> SET PROBLEM
Report how many lines in the records hold the string "color"; give the number and nothing else.

> DATASET ROWS
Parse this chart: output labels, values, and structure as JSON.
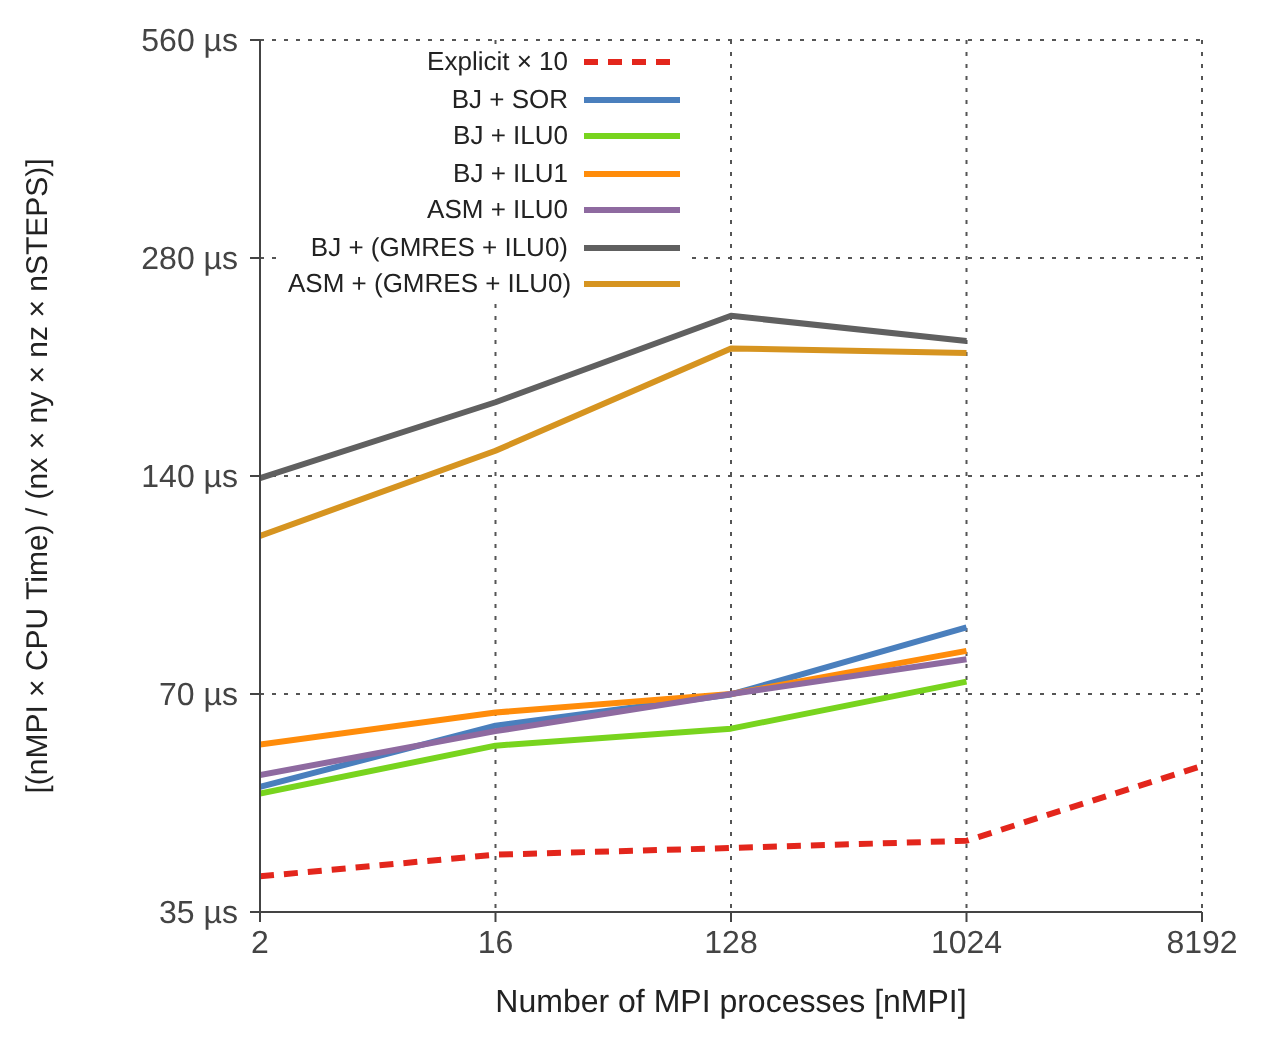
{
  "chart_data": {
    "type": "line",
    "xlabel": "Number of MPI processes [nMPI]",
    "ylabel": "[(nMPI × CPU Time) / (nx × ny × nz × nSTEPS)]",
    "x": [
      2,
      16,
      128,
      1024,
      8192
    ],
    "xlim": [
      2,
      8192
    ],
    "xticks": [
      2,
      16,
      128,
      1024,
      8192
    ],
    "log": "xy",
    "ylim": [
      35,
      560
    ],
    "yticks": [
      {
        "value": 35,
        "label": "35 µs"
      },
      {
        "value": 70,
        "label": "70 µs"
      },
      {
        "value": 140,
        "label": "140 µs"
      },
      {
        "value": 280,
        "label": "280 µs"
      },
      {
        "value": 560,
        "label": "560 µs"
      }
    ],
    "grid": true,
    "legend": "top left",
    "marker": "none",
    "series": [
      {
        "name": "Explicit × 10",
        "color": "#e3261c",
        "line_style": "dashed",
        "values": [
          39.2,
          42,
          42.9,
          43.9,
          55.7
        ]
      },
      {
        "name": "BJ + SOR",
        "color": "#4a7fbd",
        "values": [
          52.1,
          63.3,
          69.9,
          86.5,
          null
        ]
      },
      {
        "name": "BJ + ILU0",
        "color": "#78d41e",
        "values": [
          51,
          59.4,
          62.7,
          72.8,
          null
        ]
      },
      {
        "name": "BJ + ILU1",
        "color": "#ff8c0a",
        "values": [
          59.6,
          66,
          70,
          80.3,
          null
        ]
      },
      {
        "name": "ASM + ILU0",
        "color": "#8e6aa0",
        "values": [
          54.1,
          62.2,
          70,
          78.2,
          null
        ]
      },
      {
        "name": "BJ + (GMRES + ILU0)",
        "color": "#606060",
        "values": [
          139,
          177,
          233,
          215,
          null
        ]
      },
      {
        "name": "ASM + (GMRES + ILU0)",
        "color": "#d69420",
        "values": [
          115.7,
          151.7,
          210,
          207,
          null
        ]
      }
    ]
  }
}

> EXPECTED ANSWER
7